* TASK REQUIREMENTS *
1) Answer these questions from the text on chronic pericarditis, one per line:
(a) How long does the course of chronic pericarditis last?
(b) What volume marks a large pericardial effusion?
(c) What specific gravity is given for idiopathic pericardial fluid?
2) Transcribe the text on chronic pericarditis from "Infections (tuberculosis, bacterial" to "hypothyroidism, severe hypercholesterolemia).".
START EXCERPTED PASSAGE
Chronic pericarditis is a persistent inflammation of the pericardium, characterized by a prolonged course lasting more than 3 months. It may be associated with chronic pericardial effusion or evolve into constrictive pericarditis. Unlike acute pericarditis, the chronic form has an insidious course and is often asymptomatic, with progressive pericardial thickening and altered cardiac dynamics.
Chronic Pericardial Effusion
Chronic pericardial effusion is defined by the slow and persistent accumulation of fluid in the pericardial sac. In many cases, it is idiopathic, but it can also be secondary to underlying pathological conditions. The main causes include:
Neoplasms (primary pericardial tumors or metastases from lung and breast cancer, leukemia, and lymphomas).
Infections (tuberculosis, bacterial or fungal infections).
Chronic renal failure (uremic pericarditis due to toxin accumulation).
Metabolic disorders (myxedema due to severe hypothyroidism, severe hypercholesterolemia).
Thoracic trauma or cardiac surgery.
The progression of pericardial effusion is slow, allowing for pericardial adaptation. If fluid accumulates gradually, the pericardium can stretch without significant hemodynamic consequences, and the patient may remain asymptomatic. However, in large effusions (>500 mL), ventricular filling may be compromised, leading to exertional dyspnea, fatigue, and signs of venous congestion.
The composition of pericardial fluid varies depending on the underlying cause:
Idiopathic: serous fluid, with a specific gravity of 1010-1015 and protein content of 5-6 g/dL.
Neoplastic: hemorrhagic, rich in atypical cells and tumor markers.
END EXCERPTED PASSAGE
START DATASET ENTRIES
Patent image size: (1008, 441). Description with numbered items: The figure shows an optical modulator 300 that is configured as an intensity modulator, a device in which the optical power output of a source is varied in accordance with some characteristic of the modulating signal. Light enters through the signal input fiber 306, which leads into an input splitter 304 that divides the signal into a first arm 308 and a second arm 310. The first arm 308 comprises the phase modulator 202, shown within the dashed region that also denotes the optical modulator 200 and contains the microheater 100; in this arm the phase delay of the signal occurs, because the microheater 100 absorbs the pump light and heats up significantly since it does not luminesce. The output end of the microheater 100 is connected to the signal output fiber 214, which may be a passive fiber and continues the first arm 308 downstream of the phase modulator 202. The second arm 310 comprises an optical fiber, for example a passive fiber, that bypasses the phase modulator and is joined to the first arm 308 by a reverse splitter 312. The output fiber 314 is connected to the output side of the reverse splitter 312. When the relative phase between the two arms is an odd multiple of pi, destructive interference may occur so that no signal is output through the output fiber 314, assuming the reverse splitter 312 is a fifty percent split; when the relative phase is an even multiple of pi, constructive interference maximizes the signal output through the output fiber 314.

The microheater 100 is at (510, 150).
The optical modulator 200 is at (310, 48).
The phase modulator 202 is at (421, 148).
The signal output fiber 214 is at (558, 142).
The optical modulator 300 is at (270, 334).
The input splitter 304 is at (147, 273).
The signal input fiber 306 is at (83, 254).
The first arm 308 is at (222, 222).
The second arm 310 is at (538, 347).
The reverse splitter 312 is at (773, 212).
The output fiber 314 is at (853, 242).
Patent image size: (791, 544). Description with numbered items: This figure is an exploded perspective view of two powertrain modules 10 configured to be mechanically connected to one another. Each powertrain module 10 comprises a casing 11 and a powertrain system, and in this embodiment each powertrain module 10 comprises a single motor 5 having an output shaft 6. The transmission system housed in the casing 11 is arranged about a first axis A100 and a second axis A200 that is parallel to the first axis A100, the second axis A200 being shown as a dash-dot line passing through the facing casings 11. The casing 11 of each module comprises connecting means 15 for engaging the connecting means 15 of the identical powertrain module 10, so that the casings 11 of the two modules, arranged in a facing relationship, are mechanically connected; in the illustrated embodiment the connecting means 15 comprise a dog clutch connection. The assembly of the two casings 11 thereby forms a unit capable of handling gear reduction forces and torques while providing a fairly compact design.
END DATASET ENTRIES
* SET OF ANSWERS *
1)
(a) More than 3 months.
(b) More than 500 mL.
(c) 1010-1015.

2)
Infections (tuberculosis, bacterial or fungal infections).
Chronic renal failure (uremic pericarditis due to toxin accumulation).
Metabolic disorders (myxedema due to severe hypothyroidism, severe hypercholesterolemia).